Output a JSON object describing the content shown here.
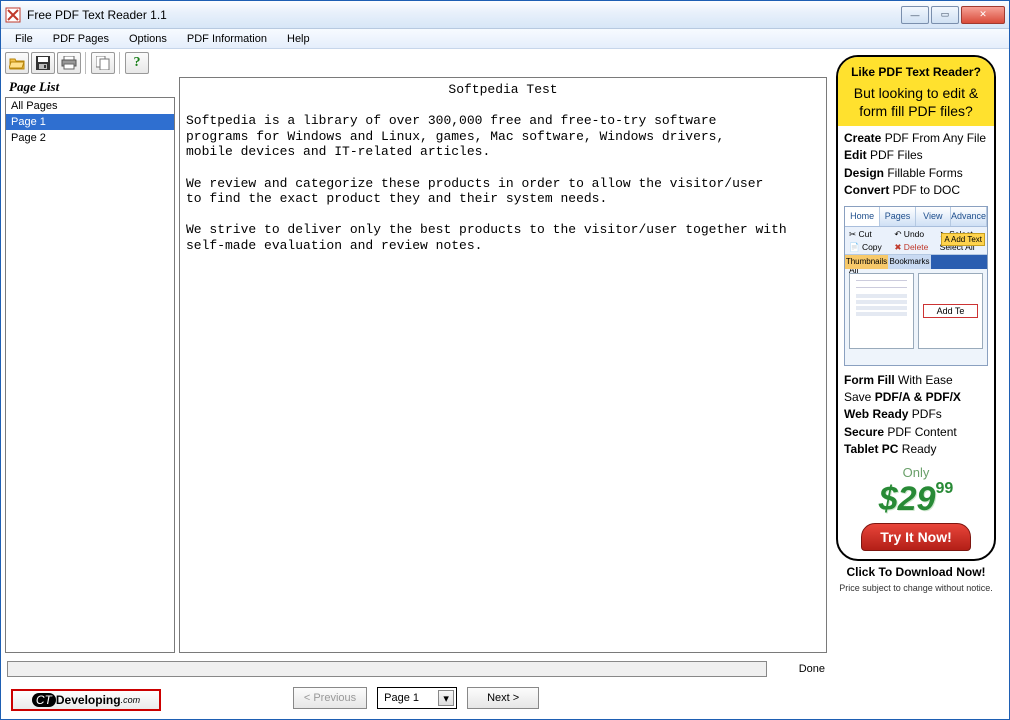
{
  "window": {
    "title": "Free PDF Text Reader 1.1"
  },
  "menu": {
    "items": [
      "File",
      "PDF Pages",
      "Options",
      "PDF Information",
      "Help"
    ]
  },
  "toolbar": {
    "buttons": [
      {
        "name": "open-icon"
      },
      {
        "name": "save-icon"
      },
      {
        "name": "print-icon"
      },
      {
        "name": "copy-icon"
      },
      {
        "name": "help-icon"
      }
    ]
  },
  "page_list": {
    "title": "Page List",
    "items": [
      "All Pages",
      "Page 1",
      "Page 2"
    ],
    "selected_index": 1
  },
  "document": {
    "title": "Softpedia Test",
    "body": "Softpedia is a library of over 300,000 free and free-to-try software\nprograms for Windows and Linux, games, Mac software, Windows drivers,\nmobile devices and IT-related articles.\n\nWe review and categorize these products in order to allow the visitor/user\nto find the exact product they and their system needs.\n\nWe strive to deliver only the best products to the visitor/user together with\nself-made evaluation and review notes."
  },
  "status": {
    "text": "Done"
  },
  "nav": {
    "previous_label": "< Previous",
    "next_label": "Next >",
    "page_select_value": "Page 1"
  },
  "logo": {
    "prefix": "CT",
    "suffix": "Developing",
    "tld": ".com"
  },
  "ad": {
    "headline1": "Like PDF Text Reader?",
    "headline2": "But looking to edit & form fill PDF files?",
    "features1": [
      {
        "b": "Create",
        "rest": " PDF From Any File"
      },
      {
        "b": "Edit",
        "rest": " PDF Files"
      },
      {
        "b": "Design",
        "rest": " Fillable Forms"
      },
      {
        "b": "Convert",
        "rest": " PDF to DOC"
      }
    ],
    "shot": {
      "tabs": [
        "Home",
        "Pages",
        "View",
        "Advance"
      ],
      "row2": [
        "✂ Cut",
        "↶ Undo",
        "➤ Select"
      ],
      "row2b": [
        "📄 Copy",
        "✖ Delete",
        "A Add Text"
      ],
      "row2c": [
        "Select All",
        "Unselect All",
        ""
      ],
      "thumbs": [
        "Thumbnails",
        "Bookmarks"
      ],
      "addtext": "Add Te"
    },
    "features2": [
      {
        "b": "Form Fill",
        "rest": " With Ease"
      },
      {
        "pre": "Save ",
        "b": "PDF/A & PDF/X",
        "rest": ""
      },
      {
        "b": "Web Ready",
        "rest": " PDFs"
      },
      {
        "b": "Secure",
        "rest": " PDF Content"
      },
      {
        "b": "Tablet PC",
        "rest": " Ready"
      }
    ],
    "price": {
      "only": "Only",
      "amount": "$29",
      "cents": "99"
    },
    "try_label": "Try It Now!",
    "download_label": "Click To Download Now!",
    "notice": "Price subject to change without notice."
  }
}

_Aim_
Copy each line above that contains the word "icon".

_Task result_
        "name": "open-icon"
        "name": "save-icon"
        "name": "print-icon"
        "name": "copy-icon"
        "name": "help-icon"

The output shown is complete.